● STATED GOAL
Work out how many lines in the entries below include the word "screenshot". Give nothing but the number.

● RAW RECORDS

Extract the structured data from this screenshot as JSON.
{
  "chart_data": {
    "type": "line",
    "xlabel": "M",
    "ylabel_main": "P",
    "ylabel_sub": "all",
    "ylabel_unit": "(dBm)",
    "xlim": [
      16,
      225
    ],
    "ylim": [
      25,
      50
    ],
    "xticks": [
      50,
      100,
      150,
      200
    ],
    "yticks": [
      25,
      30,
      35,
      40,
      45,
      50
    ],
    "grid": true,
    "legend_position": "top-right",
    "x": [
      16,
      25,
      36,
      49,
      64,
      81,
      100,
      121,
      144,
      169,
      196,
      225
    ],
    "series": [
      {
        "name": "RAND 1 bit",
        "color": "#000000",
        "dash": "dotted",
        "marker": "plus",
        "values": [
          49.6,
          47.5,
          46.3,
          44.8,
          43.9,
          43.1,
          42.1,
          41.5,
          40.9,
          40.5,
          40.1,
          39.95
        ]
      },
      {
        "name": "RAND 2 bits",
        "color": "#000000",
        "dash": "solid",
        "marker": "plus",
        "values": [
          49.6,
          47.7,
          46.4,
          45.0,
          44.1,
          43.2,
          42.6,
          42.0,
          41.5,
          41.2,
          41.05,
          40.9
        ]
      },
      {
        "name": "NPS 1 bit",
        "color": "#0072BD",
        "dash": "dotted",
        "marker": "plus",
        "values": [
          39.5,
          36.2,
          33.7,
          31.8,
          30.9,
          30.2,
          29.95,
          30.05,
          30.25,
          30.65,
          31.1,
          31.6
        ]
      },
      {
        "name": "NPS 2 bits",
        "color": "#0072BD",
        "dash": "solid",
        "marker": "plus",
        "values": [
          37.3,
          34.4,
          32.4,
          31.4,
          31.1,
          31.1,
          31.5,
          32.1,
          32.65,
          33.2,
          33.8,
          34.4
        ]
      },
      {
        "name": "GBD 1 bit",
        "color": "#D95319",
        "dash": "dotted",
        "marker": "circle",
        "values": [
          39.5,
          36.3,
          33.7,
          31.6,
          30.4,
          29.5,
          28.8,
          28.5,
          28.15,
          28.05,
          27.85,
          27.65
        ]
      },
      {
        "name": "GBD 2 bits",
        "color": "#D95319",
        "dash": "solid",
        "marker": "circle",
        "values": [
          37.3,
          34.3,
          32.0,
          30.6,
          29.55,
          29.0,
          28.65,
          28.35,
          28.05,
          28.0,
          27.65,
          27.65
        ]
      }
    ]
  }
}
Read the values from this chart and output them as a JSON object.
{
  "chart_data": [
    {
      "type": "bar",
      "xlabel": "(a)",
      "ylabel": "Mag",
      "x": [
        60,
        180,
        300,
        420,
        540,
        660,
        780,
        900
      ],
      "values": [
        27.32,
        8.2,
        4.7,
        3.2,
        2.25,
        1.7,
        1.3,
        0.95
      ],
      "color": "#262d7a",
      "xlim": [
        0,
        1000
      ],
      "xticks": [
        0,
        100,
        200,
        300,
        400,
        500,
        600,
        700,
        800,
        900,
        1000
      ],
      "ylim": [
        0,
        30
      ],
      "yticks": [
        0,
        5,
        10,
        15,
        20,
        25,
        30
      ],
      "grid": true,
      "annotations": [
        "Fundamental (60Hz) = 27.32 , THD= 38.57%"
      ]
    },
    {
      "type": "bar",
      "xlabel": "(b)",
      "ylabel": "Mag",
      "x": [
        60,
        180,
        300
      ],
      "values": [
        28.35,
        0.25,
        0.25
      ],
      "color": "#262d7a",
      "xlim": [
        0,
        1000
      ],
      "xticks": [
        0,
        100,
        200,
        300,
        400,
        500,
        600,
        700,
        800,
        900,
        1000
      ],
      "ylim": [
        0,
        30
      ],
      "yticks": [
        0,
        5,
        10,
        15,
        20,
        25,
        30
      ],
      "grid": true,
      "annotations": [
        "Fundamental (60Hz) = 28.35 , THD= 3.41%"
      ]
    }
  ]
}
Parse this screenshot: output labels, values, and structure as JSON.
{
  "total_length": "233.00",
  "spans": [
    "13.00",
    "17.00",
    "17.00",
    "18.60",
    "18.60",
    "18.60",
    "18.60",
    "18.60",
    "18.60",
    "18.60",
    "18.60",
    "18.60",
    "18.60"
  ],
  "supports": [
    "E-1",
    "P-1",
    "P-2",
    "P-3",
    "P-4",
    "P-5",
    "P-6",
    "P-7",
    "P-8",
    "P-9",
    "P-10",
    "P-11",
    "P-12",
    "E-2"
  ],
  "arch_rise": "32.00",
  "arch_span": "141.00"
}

● WORKED ANSWER
2